## start

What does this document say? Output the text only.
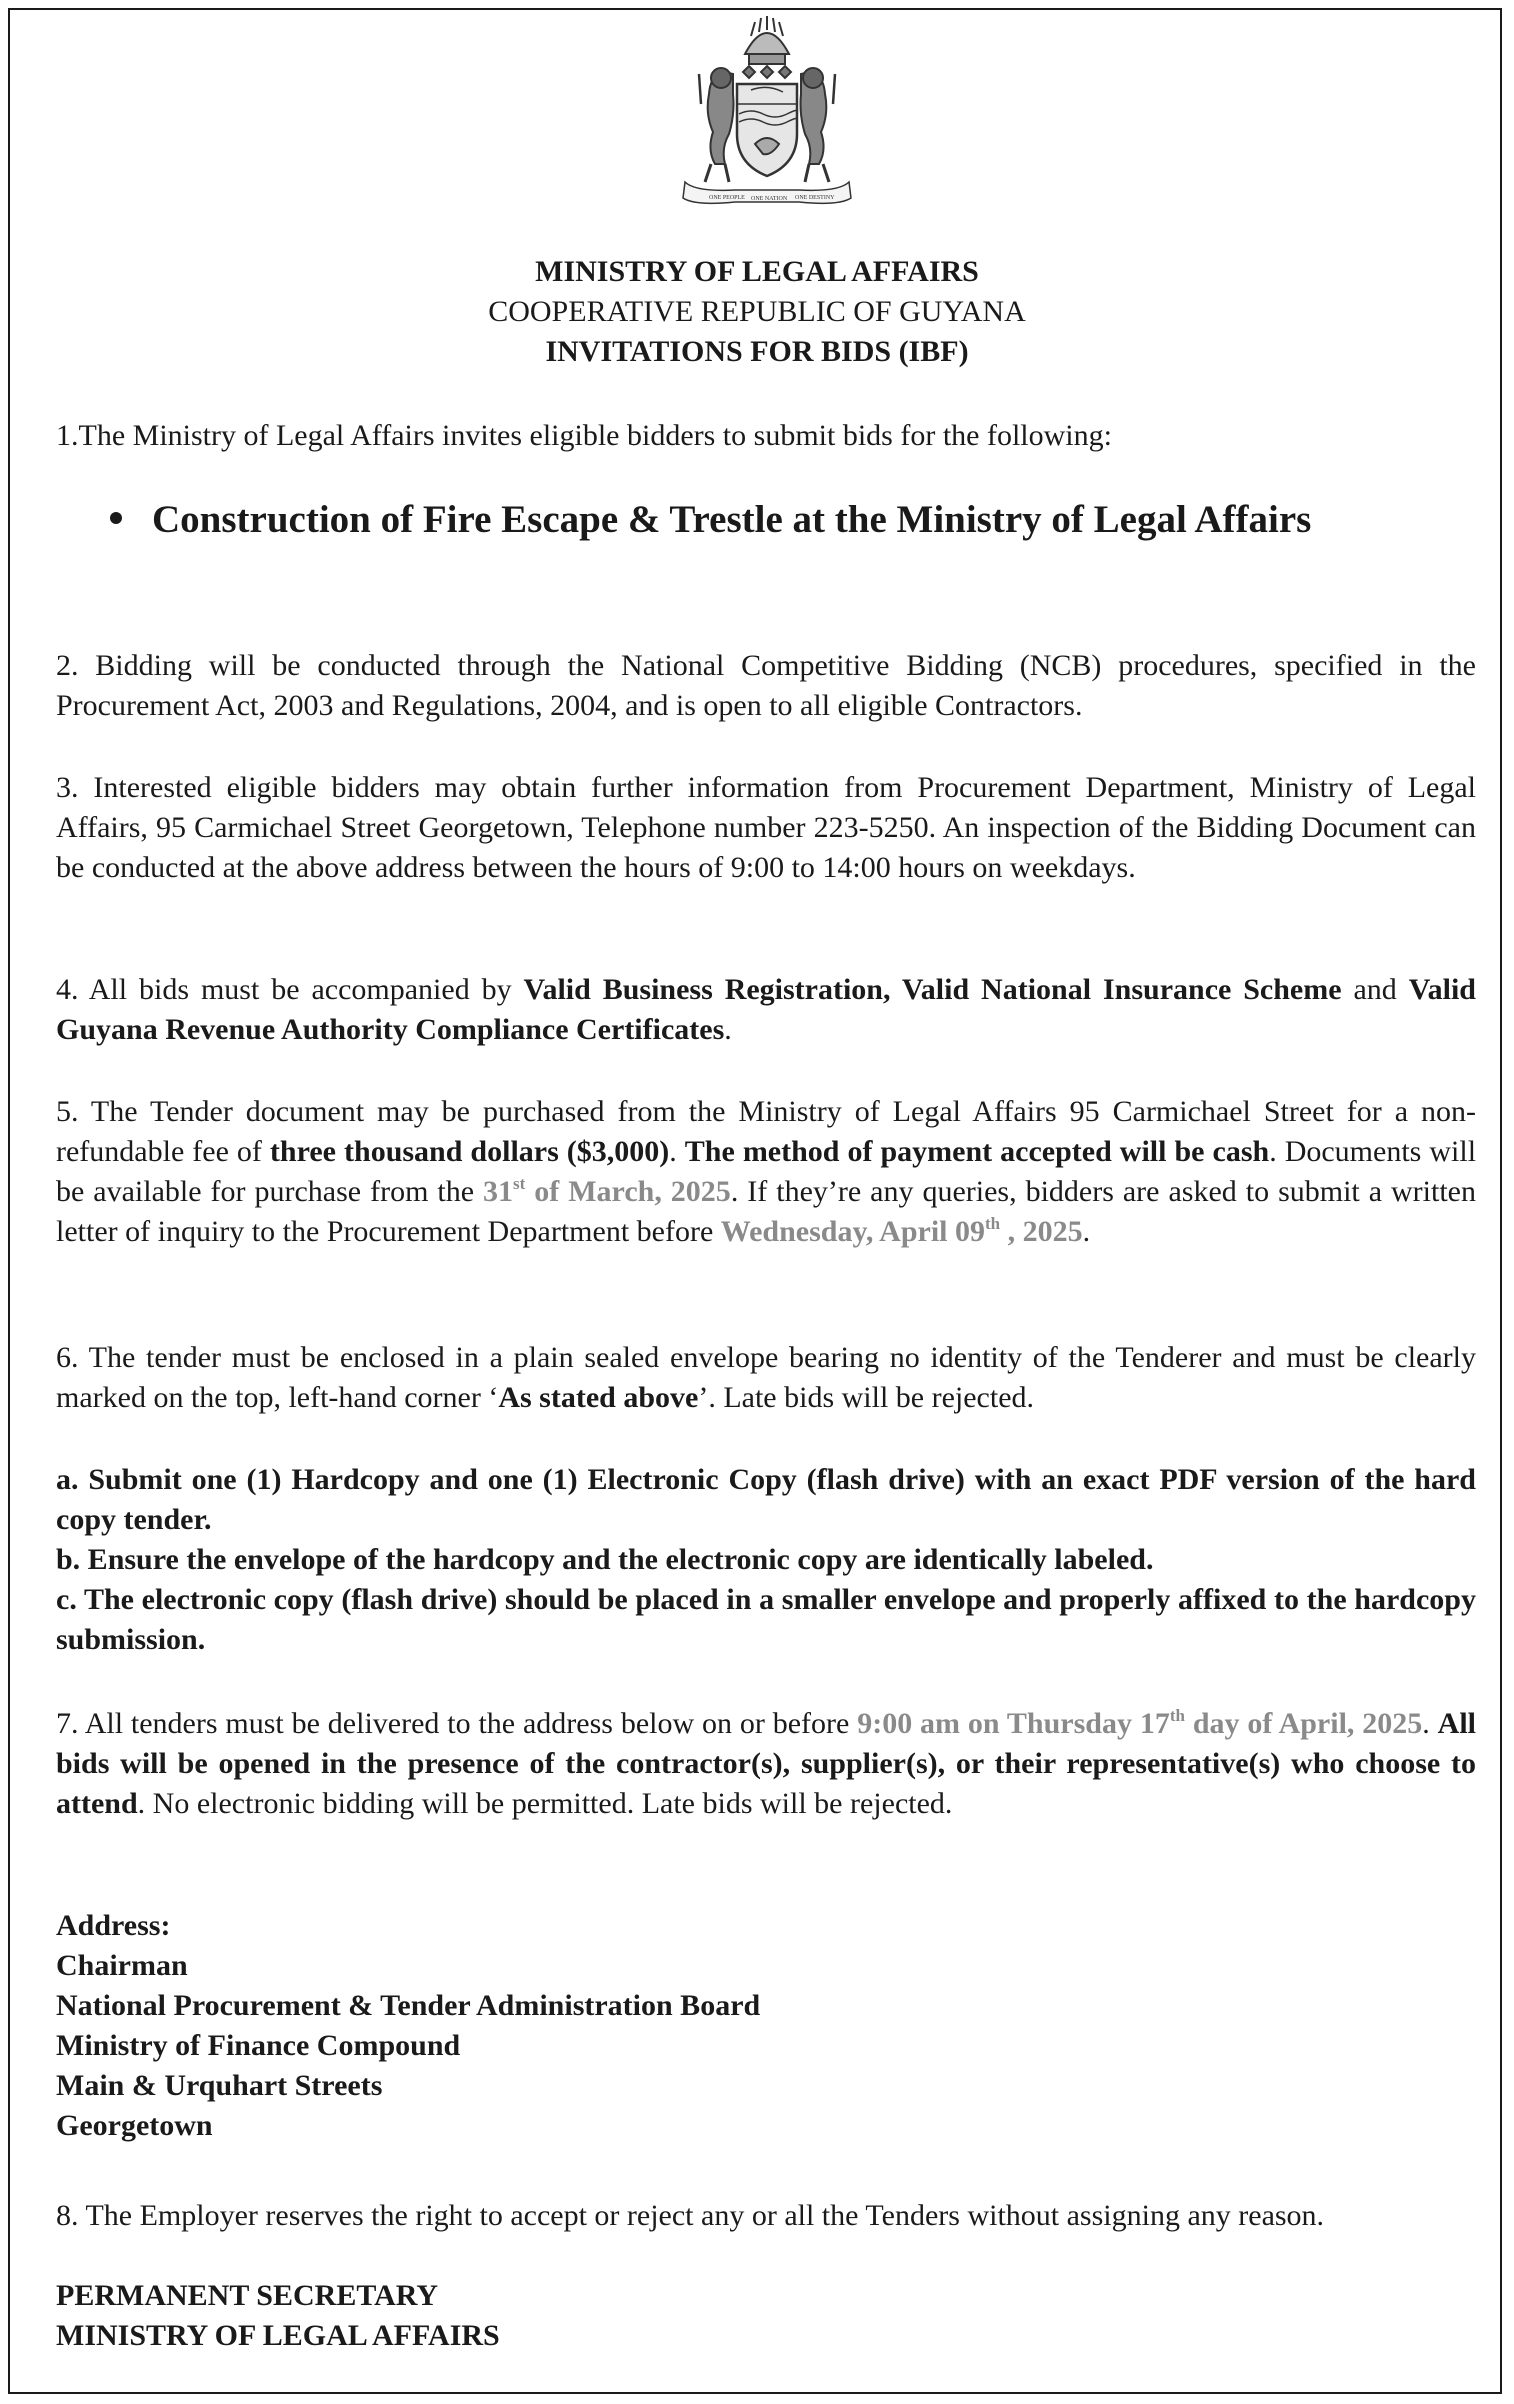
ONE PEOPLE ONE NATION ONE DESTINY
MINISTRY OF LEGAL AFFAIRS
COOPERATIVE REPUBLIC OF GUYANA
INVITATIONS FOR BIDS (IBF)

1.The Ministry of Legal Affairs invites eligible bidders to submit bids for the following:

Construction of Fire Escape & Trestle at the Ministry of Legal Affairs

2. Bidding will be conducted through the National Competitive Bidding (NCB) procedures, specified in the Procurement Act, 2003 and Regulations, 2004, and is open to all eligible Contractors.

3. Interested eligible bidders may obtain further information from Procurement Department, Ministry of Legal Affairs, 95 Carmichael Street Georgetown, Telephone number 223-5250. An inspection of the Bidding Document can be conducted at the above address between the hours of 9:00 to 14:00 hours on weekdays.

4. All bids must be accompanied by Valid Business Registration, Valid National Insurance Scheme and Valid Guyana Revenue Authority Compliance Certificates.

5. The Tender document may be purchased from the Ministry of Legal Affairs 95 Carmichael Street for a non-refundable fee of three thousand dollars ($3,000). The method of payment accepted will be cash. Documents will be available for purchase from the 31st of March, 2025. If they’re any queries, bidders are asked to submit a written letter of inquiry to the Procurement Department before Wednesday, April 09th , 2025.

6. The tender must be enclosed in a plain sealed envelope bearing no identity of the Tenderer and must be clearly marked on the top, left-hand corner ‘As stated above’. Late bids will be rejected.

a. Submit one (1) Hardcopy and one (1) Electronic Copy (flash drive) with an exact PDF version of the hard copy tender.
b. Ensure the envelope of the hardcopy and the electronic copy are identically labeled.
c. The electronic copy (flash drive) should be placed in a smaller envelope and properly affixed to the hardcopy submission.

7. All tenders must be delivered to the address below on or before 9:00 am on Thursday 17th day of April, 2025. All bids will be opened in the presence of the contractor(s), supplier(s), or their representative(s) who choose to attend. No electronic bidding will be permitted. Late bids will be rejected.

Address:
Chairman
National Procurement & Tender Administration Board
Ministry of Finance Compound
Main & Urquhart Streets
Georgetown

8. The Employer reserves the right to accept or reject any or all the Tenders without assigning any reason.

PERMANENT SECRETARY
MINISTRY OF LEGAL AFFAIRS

## end

Exercise goal: Of the lines in the material, how many hold the word "Late"? Reply with the number only.

Full solution: 2